## WHAT YOU WILL DO
[A] Write out the part of the message on resolving attribute prefixes that opens with the words containing "For a prefix" and closes with "to be considered.".
[B] In the message on resolving attribute prefixes, rewrite the paragraph beginning "Specifically, the general rules for attributes" more briefly, keeping its main facts.

## TEXT TO READ
________________________________________

From: Randy Brukardt
Date: Wednesday, April 12, 2006  9:30 PM

I was working on a bug report on Janus/Ada, and cannot seem to find a clear
answer to the above question.

Specifically, the general rules for attributes in 4.1.4(6) only talk about a
couple of special cases for the prefix (specifically, when the prefix has an
implicit dereference or is a call). That makes sense, since the various
attributes have quite different requirements on the prefix.

However, the specific kinds of prefixes are described in "Static Semantic"
rules. So it is not clear what precisely is the item being resolved to. I
didn't find anything in 8.6 that covers this, either.

This matters because a number of name resolution rules are conceivable, and
they give different results in some boundary cases. Consider 'Valid (since
this is what I was working on when I ran into the question) [13.9.2(2)]:

For a prefix X that denotes a scalar object [(after any implicit
dereference)], the following attribute is defined:

So, given this, how is X resolved? I can imagine various rules:
1) The prefix has to resolve without using any information about the
attribute designator;
2) The prefix has to resolve to an object of any kind;
3) The prefix has to resolve to a scalar object (or access to scalar
object).

(1) would be rather hard to implement, since things that normally wouldn't
be considered at the same time (exceptions, types, labels, etc.) because
they're not overloadable would have to be considered.
Most of the time, you couldn't tell between (2) and (3), but it's possible
to write a program that can tell:

    function Get_It return Integer is ...
    function Get_It return Rec is ...

    if Get_It'Valid then -- ???

Get_It'Valid would be legal if the rule is (3), but not if it is (2) (it
would be ambigious in that case).

________________________________________

## STORED DATA

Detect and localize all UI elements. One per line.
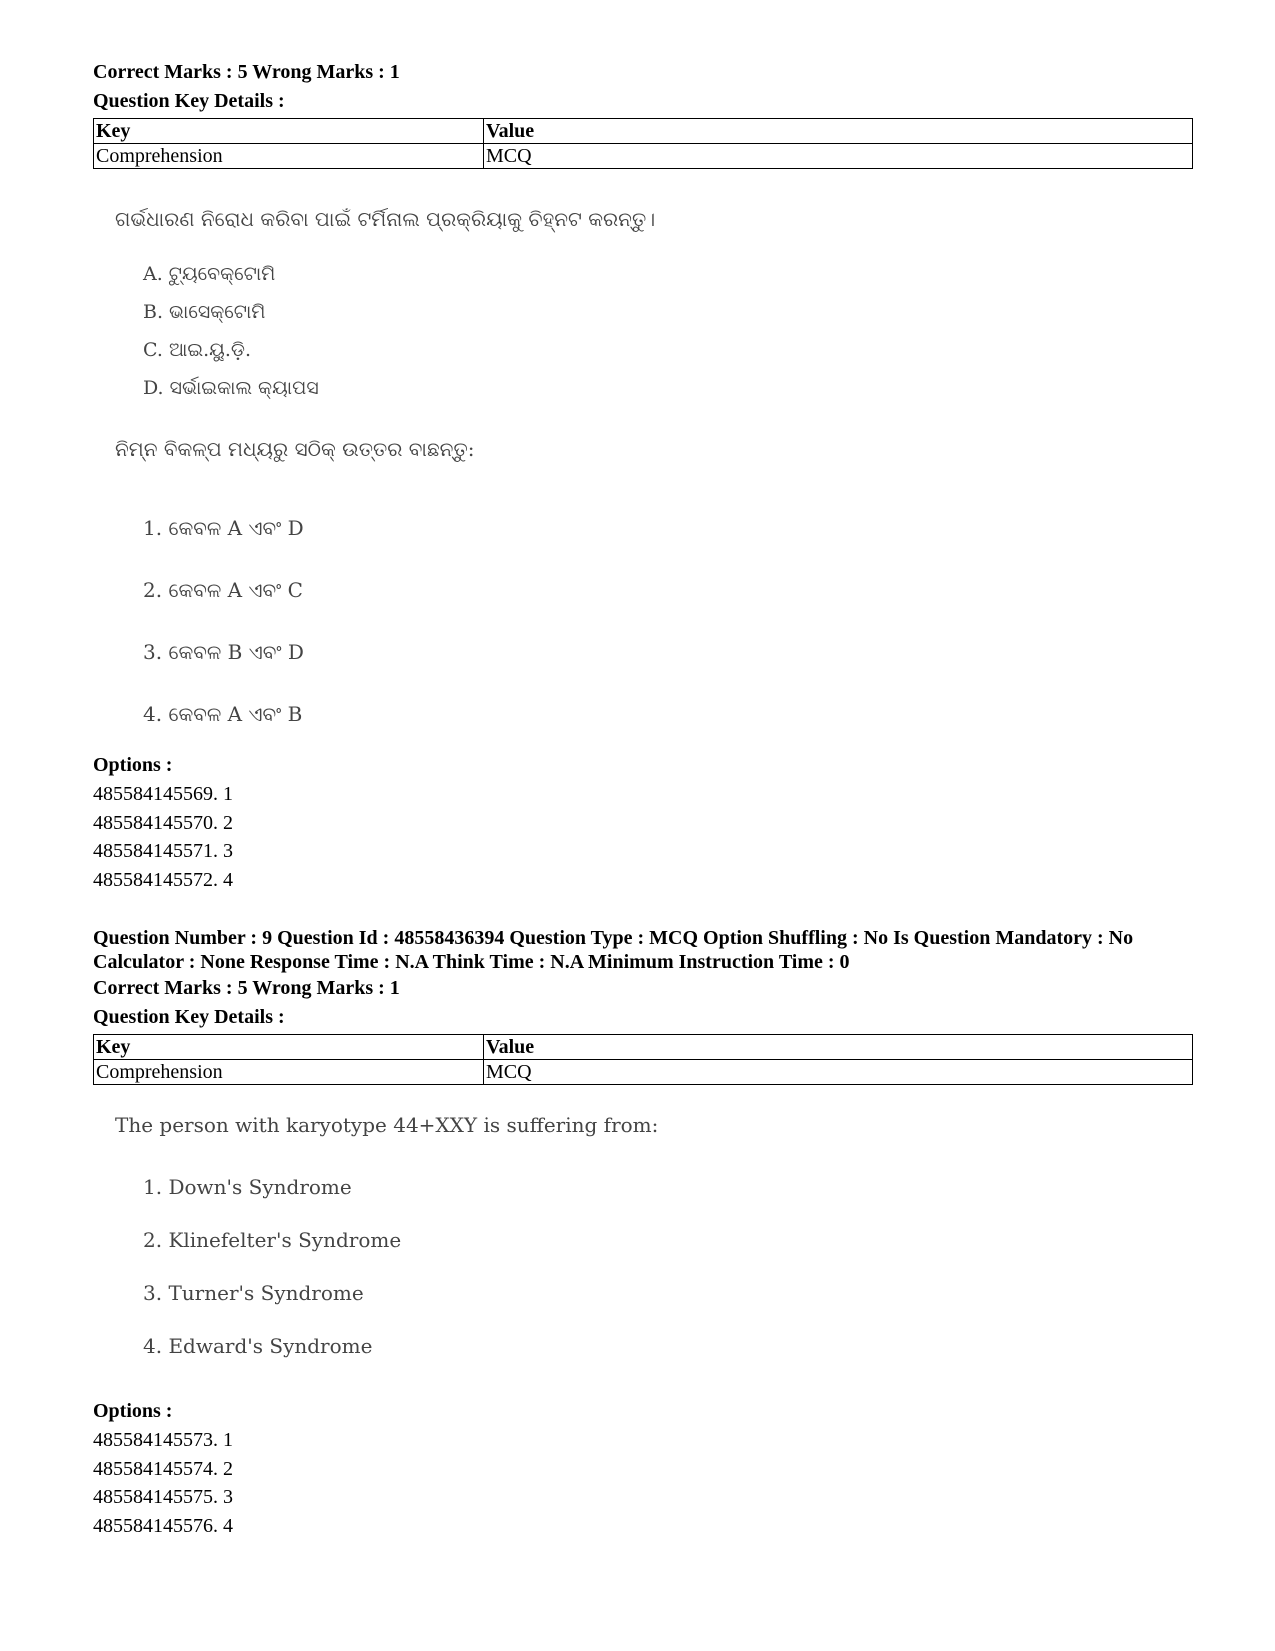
q9-option-4: 485584145576. 4 [93,1514,233,1537]
q9-choice-4: 4. Edward's Syndrome [143,1334,373,1358]
q8-options [93,751,1193,894]
q9-header [93,926,1193,1032]
q9-question-image [115,1111,1193,1373]
q8-statement-d: D. ସର୍ଭାଇକାଲ କ୍ୟାପସ [143,377,319,399]
table-row [94,144,1193,169]
q8-question-image [115,205,1193,745]
q8-choice-4: 4. କେବଳ A ଏବଂ B [143,702,303,726]
q8-choice-3: 3. କେବଳ B ଏବଂ D [143,640,304,664]
q9-choice-2: 2. Klinefelter's Syndrome [143,1228,402,1252]
q8-marks-line: Correct Marks : 5 Wrong Marks : 1 [93,61,400,83]
q9-stem: The person with karyotype 44+XXY is suffering from: [115,1113,659,1137]
key-cell: Comprehension [94,1060,484,1085]
table-row [94,1060,1193,1085]
q8-choice-2: 2. କେବଳ A ଏବଂ C [143,578,303,602]
value-cell: MCQ [484,1060,1193,1085]
q8-prompt: ନିମ୍ନ ବିକଳ୍ପ ମଧ୍ୟରୁ ସଠିକ୍ ଉତ୍ତର ବାଛନ୍ତୁ: [115,437,475,461]
q9-header-line2: Calculator : None Response Time : N.A Think Time : N.A Minimum Instruction Time : 0 [93,951,850,973]
page [93,58,1193,1540]
q8-option-3: 485584145571. 3 [93,840,233,862]
q8-stem: ଗର୍ଭଧାରଣ ନିରୋଧ କରିବା ପାଇଁ ଟର୍ମିନାଲ ପ୍ରକ୍ରିୟାକୁ ଚିହ୍ନଟ କରନ୍ତୁ। [115,207,656,231]
table-header-row [94,119,1193,144]
q8-choice-1: 1. କେବଳ A ଏବଂ D [143,516,304,540]
table-header-row [94,1035,1193,1060]
key-header: Key [94,119,484,144]
q9-key-table [93,1034,1193,1085]
q9-choice-1: 1. Down's Syndrome [143,1175,352,1199]
key-header: Key [94,1035,484,1060]
q9-key-details-label: Question Key Details : [93,1006,285,1028]
q8-statement-a: A. ଟ୍ୟୁବେକ୍ଟୋମି [143,263,276,285]
value-header: Value [484,1035,1193,1060]
q8-statement-c: C. ଆଇ.ୟୁ.ଡ଼ି. [143,339,252,361]
q8-option-1: 485584145569. 1 [93,783,233,805]
q8-key-details-label: Question Key Details : [93,90,285,112]
q9-options [93,1397,1193,1540]
q9-option-1: 485584145573. 1 [93,1429,233,1451]
q8-option-4: 485584145572. 4 [93,868,233,891]
q8-option-2: 485584145570. 2 [93,811,233,834]
q8-options-label: Options : [93,754,173,776]
key-cell: Comprehension [94,144,484,169]
q9-marks-line: Correct Marks : 5 Wrong Marks : 1 [93,977,400,999]
q9-header-line1: Question Number : 9 Question Id : 48558436394 Question Type : MCQ Option Shuffling : No Is Question Mandatory : No [93,927,1134,949]
q9-option-3: 485584145575. 3 [93,1486,233,1508]
value-header: Value [484,119,1193,144]
q8-statement-b: B. ଭାସେକ୍ଟୋମି [143,301,266,323]
q9-options-label: Options : [93,1400,173,1422]
value-cell: MCQ [484,144,1193,169]
q9-choice-3: 3. Turner's Syndrome [143,1281,364,1305]
q8-key-table [93,118,1193,169]
q9-option-2: 485584145574. 2 [93,1457,233,1480]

________________________________________

## ANSWERS TO EACH TASK
[A]
For a prefix X that denotes a scalar object [(after any implicit
dereference)], the following attribute is defined:

So, given this, how is X resolved? I can imagine various rules:
1) The prefix has to resolve without using any information about the
attribute designator;
2) The prefix has to resolve to an object of any kind;
3) The prefix has to resolve to a scalar object (or access to scalar
object).

(1) would be rather hard to implement, since things that normally wouldn't
be considered at the same time (exceptions, types, labels, etc.) because
they're not overloadable would have to be considered.

[B] The general attribute rules in 4.1.4(6) address only a couple of special cases for the prefix: when it has an implicit dereference or is a call. This is reasonable, since the various attributes place quite different requirements on the prefix.